◆ GOAL
Filter these entries, keeping only lines that hold the word "right".

** START OF MATERIAL PROVIDED **

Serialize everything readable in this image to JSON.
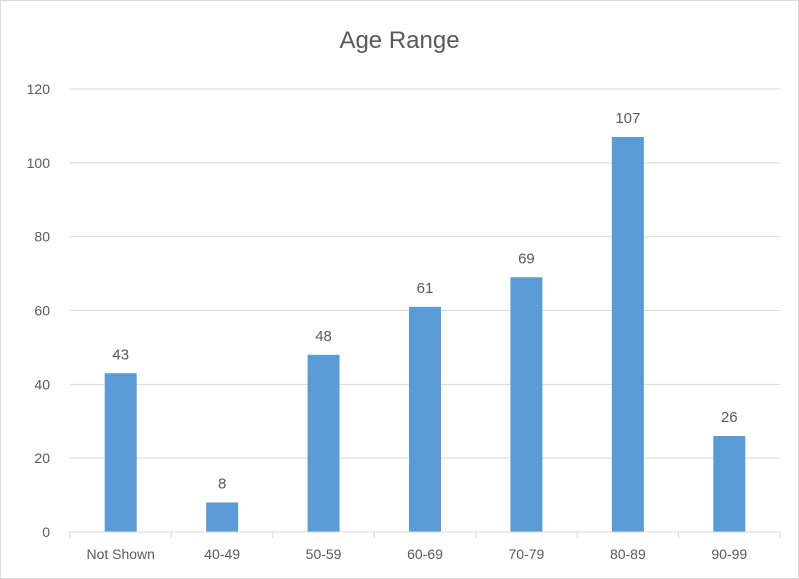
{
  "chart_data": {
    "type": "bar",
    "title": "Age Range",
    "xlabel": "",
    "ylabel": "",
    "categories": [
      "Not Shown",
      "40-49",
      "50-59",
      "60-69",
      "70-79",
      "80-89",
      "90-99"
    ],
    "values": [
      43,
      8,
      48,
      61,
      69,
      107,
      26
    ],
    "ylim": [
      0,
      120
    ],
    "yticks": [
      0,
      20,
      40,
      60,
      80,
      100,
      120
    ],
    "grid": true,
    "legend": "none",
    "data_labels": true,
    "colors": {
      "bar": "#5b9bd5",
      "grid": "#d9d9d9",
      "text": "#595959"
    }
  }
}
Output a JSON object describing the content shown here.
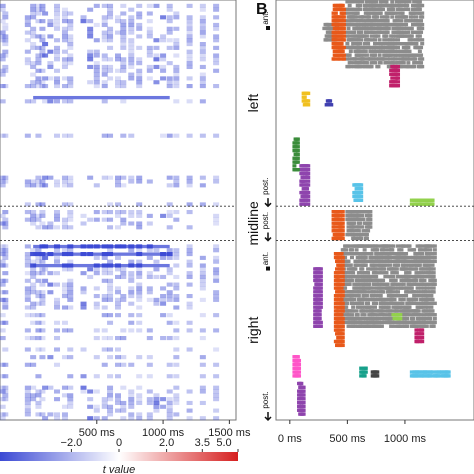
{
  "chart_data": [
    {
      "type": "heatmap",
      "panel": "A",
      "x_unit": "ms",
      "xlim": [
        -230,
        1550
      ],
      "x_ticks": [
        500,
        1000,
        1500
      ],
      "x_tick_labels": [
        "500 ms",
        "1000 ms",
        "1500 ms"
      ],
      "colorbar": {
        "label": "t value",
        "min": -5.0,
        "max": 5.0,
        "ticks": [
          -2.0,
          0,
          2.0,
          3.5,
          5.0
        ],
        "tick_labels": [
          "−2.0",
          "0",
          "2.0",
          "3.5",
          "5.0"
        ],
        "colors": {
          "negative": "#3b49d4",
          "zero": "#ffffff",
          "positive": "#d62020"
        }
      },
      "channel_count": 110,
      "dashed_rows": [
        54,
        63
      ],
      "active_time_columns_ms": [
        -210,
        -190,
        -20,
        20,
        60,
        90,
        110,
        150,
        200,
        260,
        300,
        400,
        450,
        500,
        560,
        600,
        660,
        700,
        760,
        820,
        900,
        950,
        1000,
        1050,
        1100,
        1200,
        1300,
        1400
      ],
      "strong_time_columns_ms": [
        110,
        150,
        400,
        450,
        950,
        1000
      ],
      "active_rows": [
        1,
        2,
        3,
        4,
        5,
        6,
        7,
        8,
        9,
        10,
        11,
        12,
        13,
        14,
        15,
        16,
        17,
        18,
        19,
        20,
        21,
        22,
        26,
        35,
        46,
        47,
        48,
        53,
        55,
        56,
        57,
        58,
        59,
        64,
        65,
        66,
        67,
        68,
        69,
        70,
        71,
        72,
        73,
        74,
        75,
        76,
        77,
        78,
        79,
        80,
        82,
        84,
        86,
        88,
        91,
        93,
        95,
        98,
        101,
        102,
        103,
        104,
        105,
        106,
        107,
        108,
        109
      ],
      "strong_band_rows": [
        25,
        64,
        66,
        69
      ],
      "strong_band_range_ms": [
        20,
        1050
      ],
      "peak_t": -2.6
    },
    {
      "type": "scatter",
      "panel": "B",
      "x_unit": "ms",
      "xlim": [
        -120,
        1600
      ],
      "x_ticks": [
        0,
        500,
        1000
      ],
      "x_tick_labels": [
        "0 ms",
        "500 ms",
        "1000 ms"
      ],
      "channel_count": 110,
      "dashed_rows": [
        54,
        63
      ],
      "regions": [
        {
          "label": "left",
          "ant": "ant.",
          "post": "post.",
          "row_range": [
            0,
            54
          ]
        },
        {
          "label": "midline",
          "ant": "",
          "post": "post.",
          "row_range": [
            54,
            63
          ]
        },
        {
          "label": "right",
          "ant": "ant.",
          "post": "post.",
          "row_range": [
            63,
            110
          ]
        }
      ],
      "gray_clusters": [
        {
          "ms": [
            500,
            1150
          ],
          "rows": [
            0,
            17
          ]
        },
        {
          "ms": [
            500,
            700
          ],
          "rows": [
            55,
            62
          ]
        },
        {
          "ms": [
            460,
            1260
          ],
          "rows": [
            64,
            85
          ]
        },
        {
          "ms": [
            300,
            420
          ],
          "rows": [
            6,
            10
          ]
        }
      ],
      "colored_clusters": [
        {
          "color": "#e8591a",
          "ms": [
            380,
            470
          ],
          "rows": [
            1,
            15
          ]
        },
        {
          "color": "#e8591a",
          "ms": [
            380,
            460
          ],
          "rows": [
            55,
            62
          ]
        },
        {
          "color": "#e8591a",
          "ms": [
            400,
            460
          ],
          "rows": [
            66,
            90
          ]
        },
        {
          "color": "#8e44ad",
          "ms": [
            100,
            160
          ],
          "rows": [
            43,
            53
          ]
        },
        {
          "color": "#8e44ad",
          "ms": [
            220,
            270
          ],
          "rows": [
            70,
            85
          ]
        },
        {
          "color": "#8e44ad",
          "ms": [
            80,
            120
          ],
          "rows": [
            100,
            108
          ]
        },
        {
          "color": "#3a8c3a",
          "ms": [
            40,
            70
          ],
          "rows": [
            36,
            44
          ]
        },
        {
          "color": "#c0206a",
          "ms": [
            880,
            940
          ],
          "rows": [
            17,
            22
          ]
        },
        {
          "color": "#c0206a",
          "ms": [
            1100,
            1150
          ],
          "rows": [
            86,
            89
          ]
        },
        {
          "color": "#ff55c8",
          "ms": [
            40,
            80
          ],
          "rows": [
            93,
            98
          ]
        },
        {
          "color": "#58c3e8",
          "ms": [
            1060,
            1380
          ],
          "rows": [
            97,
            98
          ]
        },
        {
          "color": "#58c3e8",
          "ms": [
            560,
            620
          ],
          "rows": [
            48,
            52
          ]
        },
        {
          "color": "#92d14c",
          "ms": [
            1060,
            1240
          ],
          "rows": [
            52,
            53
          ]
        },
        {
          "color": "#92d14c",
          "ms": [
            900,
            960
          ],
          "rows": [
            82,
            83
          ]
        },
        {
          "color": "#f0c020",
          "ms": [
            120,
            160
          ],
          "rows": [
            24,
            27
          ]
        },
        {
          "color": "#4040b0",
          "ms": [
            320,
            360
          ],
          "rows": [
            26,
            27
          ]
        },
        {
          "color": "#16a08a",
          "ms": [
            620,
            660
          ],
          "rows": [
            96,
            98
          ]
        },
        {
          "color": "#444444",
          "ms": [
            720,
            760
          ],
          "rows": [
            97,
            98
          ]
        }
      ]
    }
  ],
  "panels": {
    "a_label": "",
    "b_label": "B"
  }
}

** END OF MATERIAL PROVIDED **
** START OF MATERIAL PROVIDED **

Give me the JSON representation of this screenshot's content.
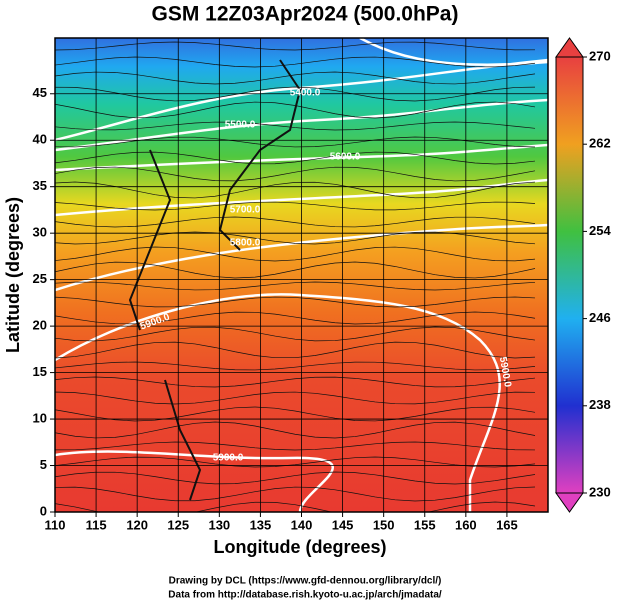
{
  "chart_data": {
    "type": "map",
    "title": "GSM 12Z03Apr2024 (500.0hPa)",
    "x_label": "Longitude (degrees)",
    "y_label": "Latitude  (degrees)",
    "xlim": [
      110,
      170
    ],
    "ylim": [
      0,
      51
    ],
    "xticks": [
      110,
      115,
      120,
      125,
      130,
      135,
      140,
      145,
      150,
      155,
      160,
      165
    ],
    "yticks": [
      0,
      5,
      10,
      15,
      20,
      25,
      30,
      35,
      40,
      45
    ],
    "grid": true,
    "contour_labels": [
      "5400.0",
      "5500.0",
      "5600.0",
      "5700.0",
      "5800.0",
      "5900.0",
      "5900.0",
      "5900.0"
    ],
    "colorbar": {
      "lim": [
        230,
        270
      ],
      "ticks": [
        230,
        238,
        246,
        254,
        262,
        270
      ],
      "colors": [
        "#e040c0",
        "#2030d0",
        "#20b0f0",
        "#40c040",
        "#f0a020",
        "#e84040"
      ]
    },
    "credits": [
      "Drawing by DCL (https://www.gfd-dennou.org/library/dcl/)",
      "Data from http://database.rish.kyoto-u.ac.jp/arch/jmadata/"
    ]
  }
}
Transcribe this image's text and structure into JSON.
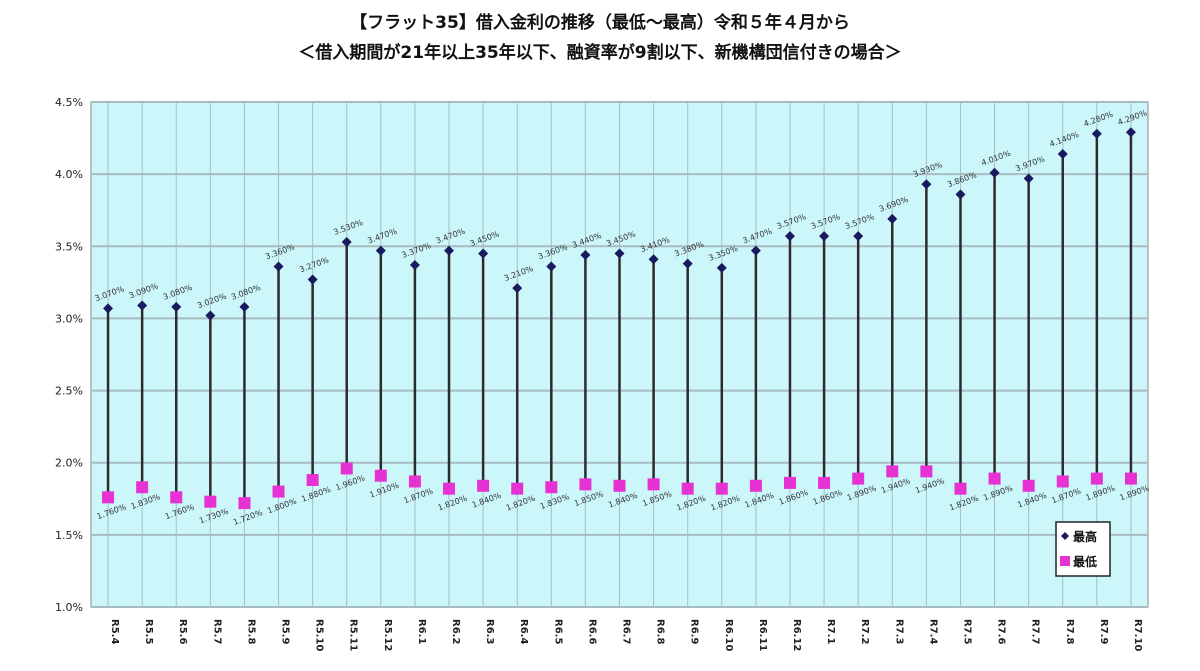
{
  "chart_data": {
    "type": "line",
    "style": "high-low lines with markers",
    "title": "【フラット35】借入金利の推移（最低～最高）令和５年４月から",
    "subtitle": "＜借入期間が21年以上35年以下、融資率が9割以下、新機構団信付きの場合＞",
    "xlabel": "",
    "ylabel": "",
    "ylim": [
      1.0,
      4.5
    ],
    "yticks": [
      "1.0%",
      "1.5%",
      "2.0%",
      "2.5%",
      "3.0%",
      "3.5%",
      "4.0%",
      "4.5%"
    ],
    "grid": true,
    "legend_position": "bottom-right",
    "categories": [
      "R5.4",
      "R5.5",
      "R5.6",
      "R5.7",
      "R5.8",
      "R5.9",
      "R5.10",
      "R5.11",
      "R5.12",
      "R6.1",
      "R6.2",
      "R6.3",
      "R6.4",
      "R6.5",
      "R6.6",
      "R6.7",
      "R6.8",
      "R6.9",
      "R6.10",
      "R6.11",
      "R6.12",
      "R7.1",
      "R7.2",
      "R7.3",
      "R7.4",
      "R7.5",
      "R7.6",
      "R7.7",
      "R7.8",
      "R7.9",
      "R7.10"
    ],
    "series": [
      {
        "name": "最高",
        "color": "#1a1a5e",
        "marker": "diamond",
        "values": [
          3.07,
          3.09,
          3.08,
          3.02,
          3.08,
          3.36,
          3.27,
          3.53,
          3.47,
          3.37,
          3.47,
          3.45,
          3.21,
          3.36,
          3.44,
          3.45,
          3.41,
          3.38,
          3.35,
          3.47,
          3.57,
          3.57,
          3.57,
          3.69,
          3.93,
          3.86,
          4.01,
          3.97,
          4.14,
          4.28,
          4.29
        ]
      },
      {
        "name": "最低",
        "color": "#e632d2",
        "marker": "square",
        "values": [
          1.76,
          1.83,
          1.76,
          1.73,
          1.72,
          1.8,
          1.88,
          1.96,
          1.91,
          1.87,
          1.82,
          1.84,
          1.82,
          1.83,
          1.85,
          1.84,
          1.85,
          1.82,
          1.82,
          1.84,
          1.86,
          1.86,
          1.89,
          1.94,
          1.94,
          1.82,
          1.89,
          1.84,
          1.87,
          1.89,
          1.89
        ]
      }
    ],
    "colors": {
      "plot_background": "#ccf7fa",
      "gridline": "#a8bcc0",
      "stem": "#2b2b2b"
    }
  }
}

** END OF MATERIAL PROVIDED **

◆ RESULT FOR THIS TASK
          "label": "right",
    "legend_position": "bottom-right",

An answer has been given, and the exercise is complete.